Transcribe all the records exactly and omit any images they hold.

━━ Exercise input ━━

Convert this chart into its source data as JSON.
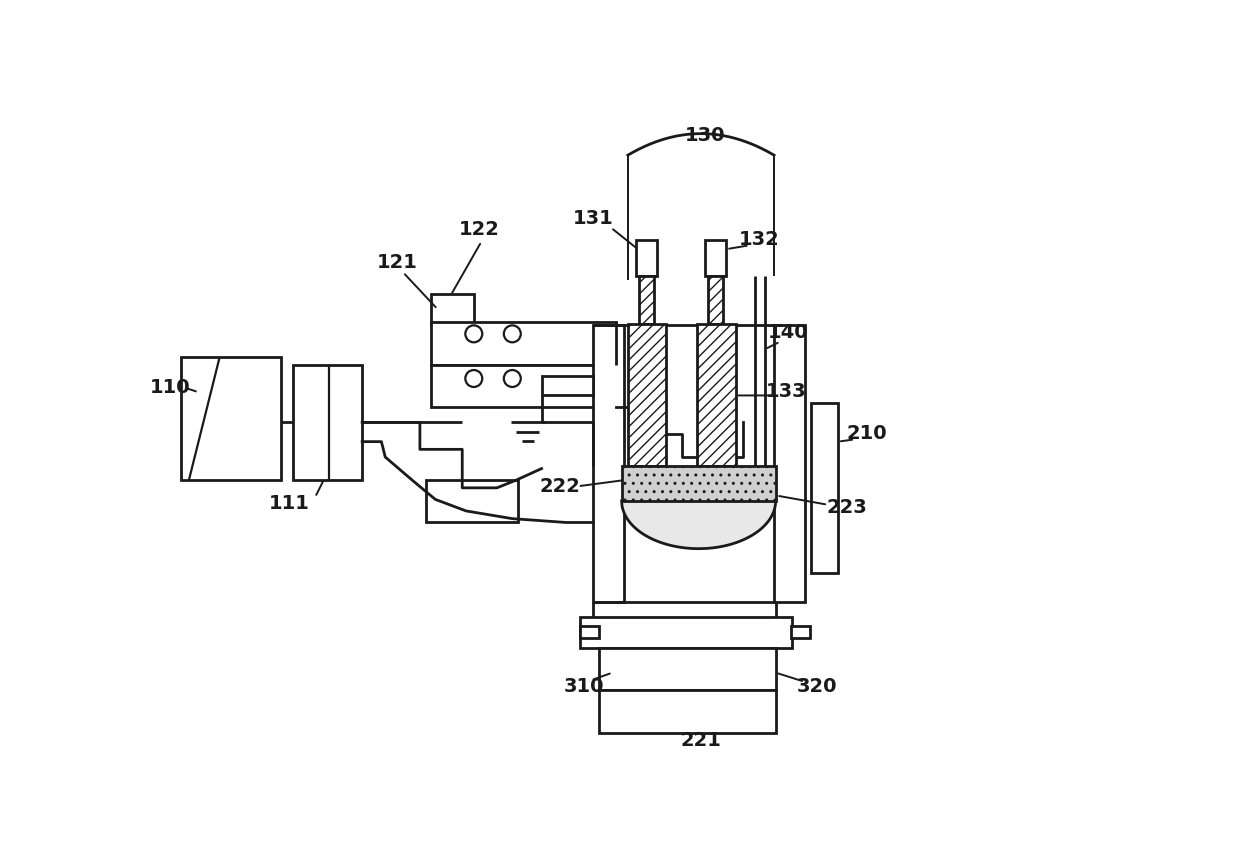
{
  "bg_color": "#ffffff",
  "lc": "#1a1a1a",
  "lw": 2.0,
  "figsize": [
    12.4,
    8.57
  ],
  "dpi": 100
}
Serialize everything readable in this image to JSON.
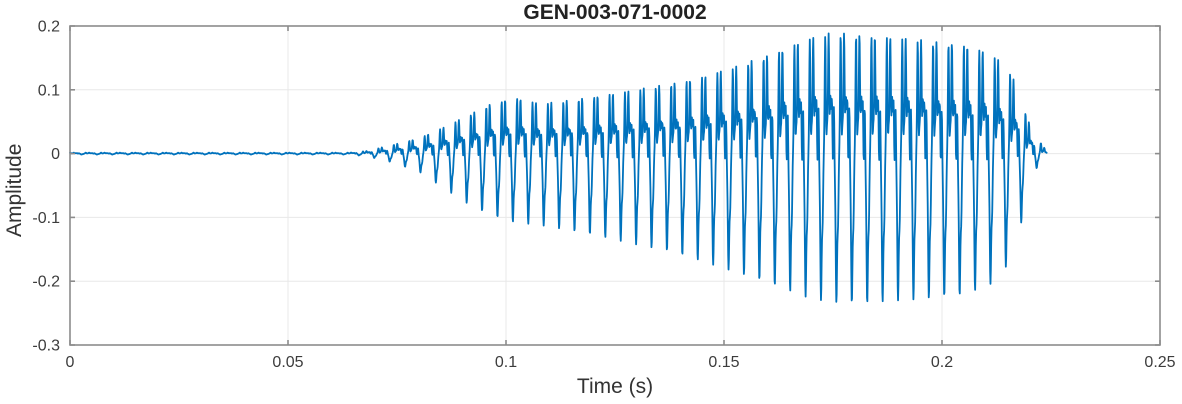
{
  "chart_data": {
    "type": "line",
    "title": "GEN-003-071-0002",
    "xlabel": "Time (s)",
    "ylabel": "Amplitude",
    "xlim": [
      0,
      0.25
    ],
    "ylim": [
      -0.3,
      0.2
    ],
    "xticks": [
      0,
      0.05,
      0.1,
      0.15,
      0.2,
      0.25
    ],
    "xtick_labels": [
      "0",
      "0.05",
      "0.1",
      "0.15",
      "0.2",
      "0.25"
    ],
    "yticks": [
      -0.3,
      -0.2,
      -0.1,
      0,
      0.1,
      0.2
    ],
    "ytick_labels": [
      "-0.3",
      "-0.2",
      "-0.1",
      "0",
      "0.1",
      "0.2"
    ],
    "grid": true,
    "legend": "none",
    "colors": {
      "line": "#0072BD",
      "grid": "#e8e8e8",
      "axis": "#8c8c8c",
      "tick_text": "#3c3c3c"
    },
    "signal": {
      "description": "Speech-like acoustic burst: flat near zero until ~0.066 s, oscillation at ~283 Hz fundamental with rich harmonics growing to a maximum near t = 0.175 s (peak ~ +0.19, trough ~ -0.236), then decaying rapidly and ending at ~0.224 s",
      "fundamental_hz": 283,
      "silence_until_s": 0.064,
      "end_s": 0.224,
      "peak_amplitude": 0.19,
      "min_amplitude": -0.236,
      "harmonics": [
        {
          "multiple": 1,
          "amplitude": 1.0,
          "phase": 0.0
        },
        {
          "multiple": 2,
          "amplitude": 0.55,
          "phase": 1.35
        },
        {
          "multiple": 3,
          "amplitude": 0.42,
          "phase": 2.6
        },
        {
          "multiple": 5,
          "amplitude": 0.3,
          "phase": 0.8
        },
        {
          "multiple": 9,
          "amplitude": 0.16,
          "phase": 0.3
        }
      ],
      "envelope": {
        "t": [
          0.0,
          0.064,
          0.068,
          0.073,
          0.08,
          0.086,
          0.092,
          0.097,
          0.102,
          0.108,
          0.114,
          0.121,
          0.129,
          0.137,
          0.145,
          0.153,
          0.161,
          0.169,
          0.175,
          0.182,
          0.19,
          0.198,
          0.205,
          0.211,
          0.215,
          0.218,
          0.2195,
          0.2215,
          0.2232,
          0.224
        ],
        "pos": [
          0.0015,
          0.0015,
          0.004,
          0.012,
          0.024,
          0.042,
          0.062,
          0.08,
          0.088,
          0.078,
          0.083,
          0.091,
          0.099,
          0.109,
          0.121,
          0.137,
          0.158,
          0.18,
          0.19,
          0.187,
          0.182,
          0.176,
          0.172,
          0.158,
          0.135,
          0.095,
          0.055,
          0.028,
          0.012,
          0.003
        ],
        "neg": [
          0.0015,
          0.0015,
          0.004,
          0.012,
          0.028,
          0.055,
          0.082,
          0.098,
          0.108,
          0.112,
          0.12,
          0.129,
          0.141,
          0.153,
          0.169,
          0.186,
          0.206,
          0.225,
          0.234,
          0.236,
          0.23,
          0.227,
          0.222,
          0.205,
          0.175,
          0.115,
          0.06,
          0.025,
          0.008,
          0.002
        ]
      }
    }
  }
}
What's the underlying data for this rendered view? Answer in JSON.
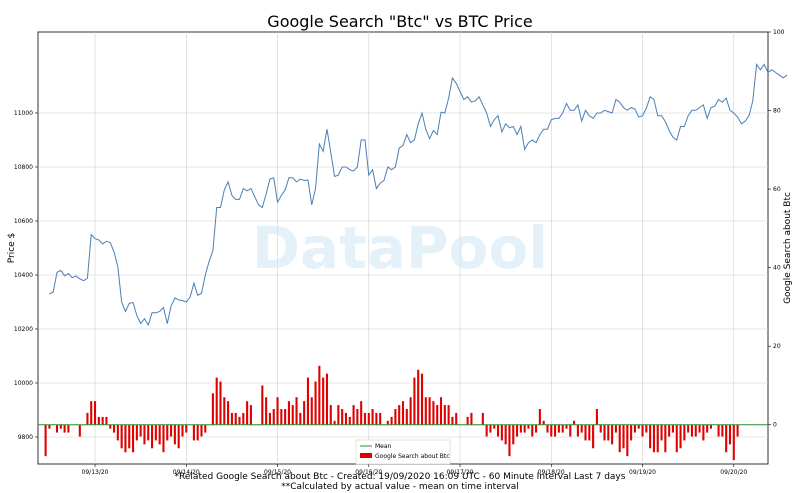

━━━

■ **Correct output**
Convert this chart into its source data as JSON.
{
  "bg_color": "#ffffff",
  "lc": "#1a1a1a",
  "lw": 2.0,
  "figsize": [
    12.4,
    8.57
  ],
  "dpi": 100
}
Serialize everything readable in this image to JSON.
{
  "chart_data": {
    "type": "line",
    "title": "GEN-003-071-0002",
    "xlabel": "Time (s)",
    "ylabel": "Amplitude",
    "xlim": [
      0,
      0.25
    ],
    "ylim": [
      -0.3,
      0.2
    ],
    "xticks": [
      0,
      0.05,
      0.1,
      0.15,
      0.2,
      0.25
    ],
    "xtick_labels": [
      "0",
      "0.05",
      "0.1",
      "0.15",
      "0.2",
      "0.25"
    ],
    "yticks": [
      -0.3,
      -0.2,
      -0.1,
      0,
      0.1,
      0.2
    ],
    "ytick_labels": [
      "-0.3",
      "-0.2",
      "-0.1",
      "0",
      "0.1",
      "0.2"
    ],
    "grid": true,
    "legend": "none",
    "colors": {
      "line": "#0072BD",
      "grid": "#e8e8e8",
      "axis": "#8c8c8c",
      "tick_text": "#3c3c3c"
    },
    "signal": {
      "description": "Speech-like acoustic burst: flat near zero until ~0.066 s, oscillation at ~283 Hz fundamental with rich harmonics growing to a maximum near t = 0.175 s (peak ~ +0.19, trough ~ -0.236), then decaying rapidly and ending at ~0.224 s",
      "fundamental_hz": 283,
      "silence_until_s": 0.064,
      "end_s": 0.224,
      "peak_amplitude": 0.19,
      "min_amplitude": -0.236,
      "harmonics": [
        {
          "multiple": 1,
          "amplitude": 1.0,
          "phase": 0.0
        },
        {
          "multiple": 2,
          "amplitude": 0.55,
          "phase": 1.35
        },
        {
          "multiple": 3,
          "amplitude": 0.42,
          "phase": 2.6
        },
        {
          "multiple": 5,
          "amplitude": 0.3,
          "phase": 0.8
        },
        {
          "multiple": 9,
          "amplitude": 0.16,
          "phase": 0.3
        }
      ],
      "envelope": {
        "t": [
          0.0,
          0.064,
          0.068,
          0.073,
          0.08,
          0.086,
          0.092,
          0.097,
          0.102,
          0.108,
          0.114,
          0.121,
          0.129,
          0.137,
          0.145,
          0.153,
          0.161,
          0.169,
          0.175,
          0.182,
          0.19,
          0.198,
          0.205,
          0.211,
          0.215,
          0.218,
          0.2195,
          0.2215,
          0.2232,
          0.224
        ],
        "pos": [
          0.0015,
          0.0015,
          0.004,
          0.012,
          0.024,
          0.042,
          0.062,
          0.08,
          0.088,
          0.078,
          0.083,
          0.091,
          0.099,
          0.109,
          0.121,
          0.137,
          0.158,
          0.18,
          0.19,
          0.187,
          0.182,
          0.176,
          0.172,
          0.158,
          0.135,
          0.095,
          0.055,
          0.028,
          0.012,
          0.003
        ],
        "neg": [
          0.0015,
          0.0015,
          0.004,
          0.012,
          0.028,
          0.055,
          0.082,
          0.098,
          0.108,
          0.112,
          0.12,
          0.129,
          0.141,
          0.153,
          0.169,
          0.186,
          0.206,
          0.225,
          0.234,
          0.236,
          0.23,
          0.227,
          0.222,
          0.205,
          0.175,
          0.115,
          0.06,
          0.025,
          0.008,
          0.002
        ]
      }
    }
  }
}
What's the underlying data for this rendered view? Answer in JSON.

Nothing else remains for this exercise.